======== EXTRACTED ENTRIES ========
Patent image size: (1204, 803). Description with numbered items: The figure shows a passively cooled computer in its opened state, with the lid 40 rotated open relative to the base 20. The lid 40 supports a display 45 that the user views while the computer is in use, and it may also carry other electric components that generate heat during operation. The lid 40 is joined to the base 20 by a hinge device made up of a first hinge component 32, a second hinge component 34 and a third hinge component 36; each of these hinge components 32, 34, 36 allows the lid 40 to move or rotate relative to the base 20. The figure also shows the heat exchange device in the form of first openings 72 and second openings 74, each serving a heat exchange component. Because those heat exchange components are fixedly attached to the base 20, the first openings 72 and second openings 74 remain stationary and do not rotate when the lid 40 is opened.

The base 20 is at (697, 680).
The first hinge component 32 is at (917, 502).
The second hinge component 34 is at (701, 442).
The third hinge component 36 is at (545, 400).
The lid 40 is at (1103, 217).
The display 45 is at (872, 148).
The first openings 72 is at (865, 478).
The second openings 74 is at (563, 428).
========
## SHORT EXERCISE
Please render every line of the material above as a Markdown table with two columns, Row for the row number and Line for the line itself, leaving out any blank lines.

## OUTPUT FOR THIS TASK
| Row | Line |
|---|---|
| 1 | Patent image size: (1204, 803). Description with numbered items: The figure shows a passively cooled computer in its opened state, with the lid 40 rotated open relative to the base 20. The lid 40 supports a display 45 that the user views while the computer is in use, and it may also carry other electric components that generate heat during operation. The lid 40 is joined to the base 20 by a hinge device made up of a first hinge component 32, a second hinge component 34 and a third hinge component 36; each of these hinge components 32, 34, 36 allows the lid 40 to move or rotate relative to the base 20. The figure also shows the heat exchange device in the form of first openings 72 and second openings 74, each serving a heat exchange component. Because those heat exchange components are fixedly attached to the base 20, the first openings 72 and second openings 74 remain stationary and do not rotate when the lid 40 is opened. |
| 2 | The base 20 is at (697, 680). |
| 3 | The first hinge component 32 is at (917, 502). |
| 4 | The second hinge component 34 is at (701, 442). |
| 5 | The third hinge component 36 is at (545, 400). |
| 6 | The lid 40 is at (1103, 217). |
| 7 | The display 45 is at (872, 148). |
| 8 | The first openings 72 is at (865, 478). |
| 9 | The second openings 74 is at (563, 428). |